╭─ Data for processing
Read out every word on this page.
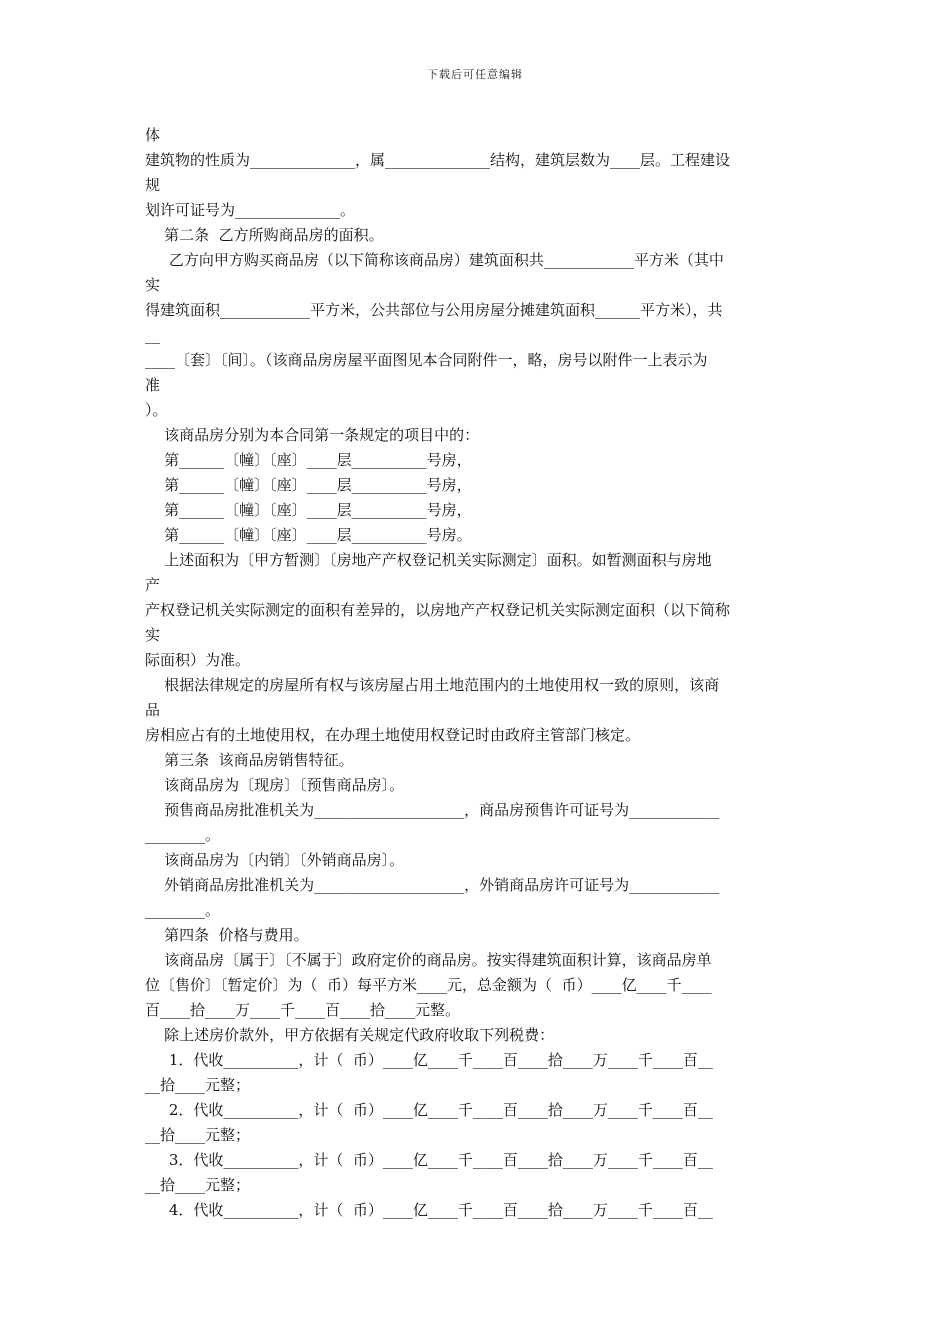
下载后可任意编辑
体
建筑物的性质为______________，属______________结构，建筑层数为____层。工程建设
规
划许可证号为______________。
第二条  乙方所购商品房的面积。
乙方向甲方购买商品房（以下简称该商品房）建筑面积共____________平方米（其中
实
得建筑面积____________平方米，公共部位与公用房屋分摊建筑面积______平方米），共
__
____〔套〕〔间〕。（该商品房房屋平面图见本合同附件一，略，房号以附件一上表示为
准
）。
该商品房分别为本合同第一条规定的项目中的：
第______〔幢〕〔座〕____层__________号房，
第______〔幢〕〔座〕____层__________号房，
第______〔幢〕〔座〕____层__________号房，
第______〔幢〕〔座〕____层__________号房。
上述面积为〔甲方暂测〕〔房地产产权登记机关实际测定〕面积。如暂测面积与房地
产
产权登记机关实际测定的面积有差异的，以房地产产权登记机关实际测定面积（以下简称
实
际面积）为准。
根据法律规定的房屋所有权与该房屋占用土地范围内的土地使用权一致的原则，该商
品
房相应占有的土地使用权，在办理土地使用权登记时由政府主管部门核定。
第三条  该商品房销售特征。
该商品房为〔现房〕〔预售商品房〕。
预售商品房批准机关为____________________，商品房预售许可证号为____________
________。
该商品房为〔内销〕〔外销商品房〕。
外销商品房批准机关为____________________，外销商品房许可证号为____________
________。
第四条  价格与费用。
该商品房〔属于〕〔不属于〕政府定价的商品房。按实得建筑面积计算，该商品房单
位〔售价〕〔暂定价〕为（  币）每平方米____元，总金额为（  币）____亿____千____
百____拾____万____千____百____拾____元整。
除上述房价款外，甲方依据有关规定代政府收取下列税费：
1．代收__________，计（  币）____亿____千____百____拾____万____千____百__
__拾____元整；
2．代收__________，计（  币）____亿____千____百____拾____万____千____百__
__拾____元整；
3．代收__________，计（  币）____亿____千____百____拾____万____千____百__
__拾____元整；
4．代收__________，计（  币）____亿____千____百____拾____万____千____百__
╰─
╭─ Data for processing
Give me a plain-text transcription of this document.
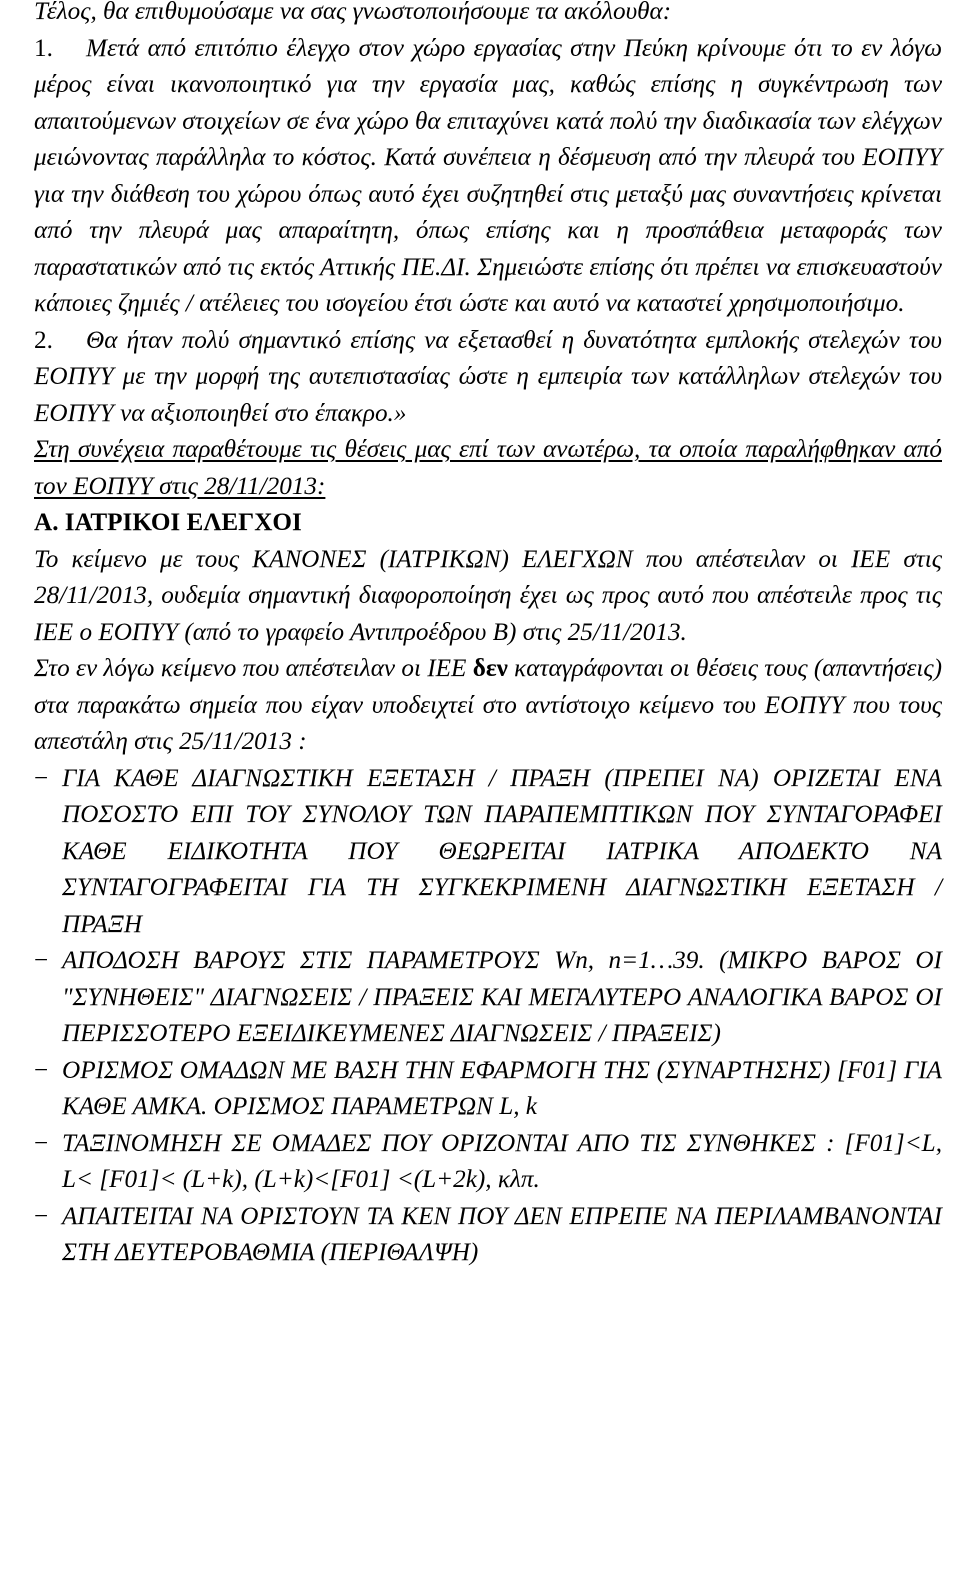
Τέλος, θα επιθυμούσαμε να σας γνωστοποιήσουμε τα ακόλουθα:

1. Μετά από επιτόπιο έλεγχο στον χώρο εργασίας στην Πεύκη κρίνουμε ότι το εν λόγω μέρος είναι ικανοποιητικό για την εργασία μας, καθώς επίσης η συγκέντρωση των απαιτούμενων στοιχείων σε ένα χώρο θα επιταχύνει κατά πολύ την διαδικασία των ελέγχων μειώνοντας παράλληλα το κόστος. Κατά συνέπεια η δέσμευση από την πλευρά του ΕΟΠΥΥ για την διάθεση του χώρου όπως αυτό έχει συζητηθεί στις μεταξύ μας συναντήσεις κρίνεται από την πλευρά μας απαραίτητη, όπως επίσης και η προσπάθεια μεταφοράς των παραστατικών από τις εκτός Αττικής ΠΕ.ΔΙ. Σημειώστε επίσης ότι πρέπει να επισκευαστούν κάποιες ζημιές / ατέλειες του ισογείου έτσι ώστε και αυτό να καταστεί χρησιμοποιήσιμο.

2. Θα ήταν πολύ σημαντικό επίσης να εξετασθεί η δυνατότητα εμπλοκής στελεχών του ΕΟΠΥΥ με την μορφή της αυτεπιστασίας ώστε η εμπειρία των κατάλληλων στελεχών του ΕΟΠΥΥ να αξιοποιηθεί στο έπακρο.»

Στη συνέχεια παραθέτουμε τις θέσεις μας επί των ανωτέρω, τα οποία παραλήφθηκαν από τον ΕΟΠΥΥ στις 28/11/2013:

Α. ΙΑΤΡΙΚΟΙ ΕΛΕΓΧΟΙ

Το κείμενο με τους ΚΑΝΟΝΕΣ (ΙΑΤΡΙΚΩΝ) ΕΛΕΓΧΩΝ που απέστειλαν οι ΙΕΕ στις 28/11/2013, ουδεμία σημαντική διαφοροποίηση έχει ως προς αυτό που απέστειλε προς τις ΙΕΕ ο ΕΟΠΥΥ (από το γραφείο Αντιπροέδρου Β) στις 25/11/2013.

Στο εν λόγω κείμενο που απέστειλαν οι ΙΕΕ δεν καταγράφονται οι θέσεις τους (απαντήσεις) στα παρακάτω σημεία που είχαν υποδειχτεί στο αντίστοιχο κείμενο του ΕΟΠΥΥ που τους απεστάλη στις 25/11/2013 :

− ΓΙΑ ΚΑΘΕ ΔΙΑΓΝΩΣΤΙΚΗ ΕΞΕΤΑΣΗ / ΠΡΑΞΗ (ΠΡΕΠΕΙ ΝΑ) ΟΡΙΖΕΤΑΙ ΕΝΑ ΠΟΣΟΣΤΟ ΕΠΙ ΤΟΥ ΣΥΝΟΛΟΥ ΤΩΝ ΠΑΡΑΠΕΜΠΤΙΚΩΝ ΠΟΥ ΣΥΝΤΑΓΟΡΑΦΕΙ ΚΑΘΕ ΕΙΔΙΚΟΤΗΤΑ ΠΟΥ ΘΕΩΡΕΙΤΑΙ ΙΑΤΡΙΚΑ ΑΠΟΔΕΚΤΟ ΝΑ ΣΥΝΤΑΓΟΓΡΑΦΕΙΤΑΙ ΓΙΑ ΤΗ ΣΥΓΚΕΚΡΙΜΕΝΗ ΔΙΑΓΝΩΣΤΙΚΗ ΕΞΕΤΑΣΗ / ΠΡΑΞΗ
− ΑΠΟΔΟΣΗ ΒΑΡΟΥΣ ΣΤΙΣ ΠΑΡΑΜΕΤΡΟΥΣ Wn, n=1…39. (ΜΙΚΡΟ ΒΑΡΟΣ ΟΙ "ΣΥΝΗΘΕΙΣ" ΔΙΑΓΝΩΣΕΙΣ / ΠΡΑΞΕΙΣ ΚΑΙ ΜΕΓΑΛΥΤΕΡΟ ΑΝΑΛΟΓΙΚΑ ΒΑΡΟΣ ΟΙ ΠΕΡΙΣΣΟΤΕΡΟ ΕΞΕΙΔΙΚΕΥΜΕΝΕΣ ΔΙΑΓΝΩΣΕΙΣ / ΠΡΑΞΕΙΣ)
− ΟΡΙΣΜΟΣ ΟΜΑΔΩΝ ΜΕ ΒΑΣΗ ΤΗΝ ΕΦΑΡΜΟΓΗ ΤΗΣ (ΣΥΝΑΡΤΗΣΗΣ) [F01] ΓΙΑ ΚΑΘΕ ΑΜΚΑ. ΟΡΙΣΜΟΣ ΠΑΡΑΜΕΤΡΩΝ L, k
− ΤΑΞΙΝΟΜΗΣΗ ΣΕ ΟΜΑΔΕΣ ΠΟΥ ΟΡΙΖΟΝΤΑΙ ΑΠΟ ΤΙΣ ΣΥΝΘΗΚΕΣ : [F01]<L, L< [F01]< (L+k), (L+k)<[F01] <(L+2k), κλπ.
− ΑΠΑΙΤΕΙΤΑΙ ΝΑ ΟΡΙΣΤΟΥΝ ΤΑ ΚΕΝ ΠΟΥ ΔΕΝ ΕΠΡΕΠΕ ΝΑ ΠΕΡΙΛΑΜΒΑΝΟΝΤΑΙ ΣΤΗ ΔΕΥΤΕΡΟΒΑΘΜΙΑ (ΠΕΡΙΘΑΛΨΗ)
╰─
• _Given request_:
Which lines contain "θέσεις"? Show each of them.

• _Task result_:
Στη συνέχεια παραθέτουμε τις θέσεις μας επί των ανωτέρω, τα οποία παραλήφθηκαν από τον ΕΟΠΥΥ στις 28/11/2013:
Στο εν λόγω κείμενο που απέστειλαν οι ΙΕΕ δεν καταγράφονται οι θέσεις τους (απαντήσεις) στα παρακάτω σημεία που είχαν υποδειχτεί στο αντίστοιχο κείμενο του ΕΟΠΥΥ που τους απεστάλη στις 25/11/2013 :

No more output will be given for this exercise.